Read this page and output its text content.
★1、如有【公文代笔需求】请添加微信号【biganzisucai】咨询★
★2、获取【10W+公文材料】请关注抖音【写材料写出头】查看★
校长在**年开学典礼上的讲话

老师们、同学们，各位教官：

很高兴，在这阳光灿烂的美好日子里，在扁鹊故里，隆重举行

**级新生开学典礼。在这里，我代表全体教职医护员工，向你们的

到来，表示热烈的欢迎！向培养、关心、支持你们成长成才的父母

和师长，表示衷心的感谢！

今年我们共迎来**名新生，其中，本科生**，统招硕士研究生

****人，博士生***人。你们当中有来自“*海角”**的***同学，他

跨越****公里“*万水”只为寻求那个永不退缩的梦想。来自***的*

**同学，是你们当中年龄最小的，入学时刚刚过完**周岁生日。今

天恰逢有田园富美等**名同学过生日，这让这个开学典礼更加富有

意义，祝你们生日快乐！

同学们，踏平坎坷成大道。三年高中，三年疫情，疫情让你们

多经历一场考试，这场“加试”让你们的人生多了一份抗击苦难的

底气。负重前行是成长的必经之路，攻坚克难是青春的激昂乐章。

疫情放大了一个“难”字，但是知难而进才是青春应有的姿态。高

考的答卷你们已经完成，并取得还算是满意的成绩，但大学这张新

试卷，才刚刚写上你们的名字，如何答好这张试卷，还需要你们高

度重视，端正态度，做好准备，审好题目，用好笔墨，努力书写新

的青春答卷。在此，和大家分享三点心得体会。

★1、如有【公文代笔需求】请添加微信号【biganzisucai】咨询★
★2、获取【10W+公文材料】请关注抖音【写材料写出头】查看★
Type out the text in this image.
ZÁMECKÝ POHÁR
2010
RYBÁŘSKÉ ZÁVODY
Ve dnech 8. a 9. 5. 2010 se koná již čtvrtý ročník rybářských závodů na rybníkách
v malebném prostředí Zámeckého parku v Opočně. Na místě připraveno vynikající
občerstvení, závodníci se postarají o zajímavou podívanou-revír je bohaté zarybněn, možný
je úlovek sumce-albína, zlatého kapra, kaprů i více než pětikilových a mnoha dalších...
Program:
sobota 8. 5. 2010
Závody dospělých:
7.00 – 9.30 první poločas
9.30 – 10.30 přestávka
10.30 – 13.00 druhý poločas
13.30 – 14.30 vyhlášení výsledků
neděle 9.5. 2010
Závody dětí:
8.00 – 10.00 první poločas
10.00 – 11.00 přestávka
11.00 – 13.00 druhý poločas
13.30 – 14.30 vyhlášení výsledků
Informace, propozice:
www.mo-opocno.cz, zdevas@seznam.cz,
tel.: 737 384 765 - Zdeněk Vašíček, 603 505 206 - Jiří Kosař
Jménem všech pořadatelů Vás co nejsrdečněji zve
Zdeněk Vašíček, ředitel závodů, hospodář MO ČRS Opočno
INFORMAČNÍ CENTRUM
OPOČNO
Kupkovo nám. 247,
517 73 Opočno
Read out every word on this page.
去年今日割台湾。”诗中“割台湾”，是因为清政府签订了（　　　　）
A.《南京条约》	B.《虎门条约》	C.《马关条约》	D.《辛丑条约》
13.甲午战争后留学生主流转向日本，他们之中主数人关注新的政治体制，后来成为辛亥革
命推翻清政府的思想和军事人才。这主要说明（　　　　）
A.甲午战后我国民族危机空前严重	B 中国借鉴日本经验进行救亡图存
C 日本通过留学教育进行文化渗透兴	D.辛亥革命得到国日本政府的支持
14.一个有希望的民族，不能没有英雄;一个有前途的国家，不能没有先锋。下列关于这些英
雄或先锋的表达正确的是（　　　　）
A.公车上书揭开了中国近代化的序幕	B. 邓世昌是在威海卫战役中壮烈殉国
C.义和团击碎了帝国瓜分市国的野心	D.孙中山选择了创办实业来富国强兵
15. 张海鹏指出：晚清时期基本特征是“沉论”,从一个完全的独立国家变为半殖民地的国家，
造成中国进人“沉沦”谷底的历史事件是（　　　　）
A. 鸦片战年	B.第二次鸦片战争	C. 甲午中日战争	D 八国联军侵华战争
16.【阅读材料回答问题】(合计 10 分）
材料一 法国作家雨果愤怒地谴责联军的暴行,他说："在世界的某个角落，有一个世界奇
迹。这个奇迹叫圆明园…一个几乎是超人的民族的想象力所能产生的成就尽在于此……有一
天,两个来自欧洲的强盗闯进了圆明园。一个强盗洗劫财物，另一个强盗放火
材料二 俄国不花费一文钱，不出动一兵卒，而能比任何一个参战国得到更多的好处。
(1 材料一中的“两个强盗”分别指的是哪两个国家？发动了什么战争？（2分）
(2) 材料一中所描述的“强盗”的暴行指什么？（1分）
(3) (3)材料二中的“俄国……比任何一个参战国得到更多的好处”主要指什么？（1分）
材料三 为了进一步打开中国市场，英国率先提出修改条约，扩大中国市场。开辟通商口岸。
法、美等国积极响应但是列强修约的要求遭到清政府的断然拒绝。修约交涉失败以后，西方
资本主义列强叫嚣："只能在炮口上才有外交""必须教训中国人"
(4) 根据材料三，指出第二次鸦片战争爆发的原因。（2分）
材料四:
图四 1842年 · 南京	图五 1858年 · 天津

Task brief:
Looking at the data above, how many lines hold the word "první"? Respond with the number alone.

Correct result:
2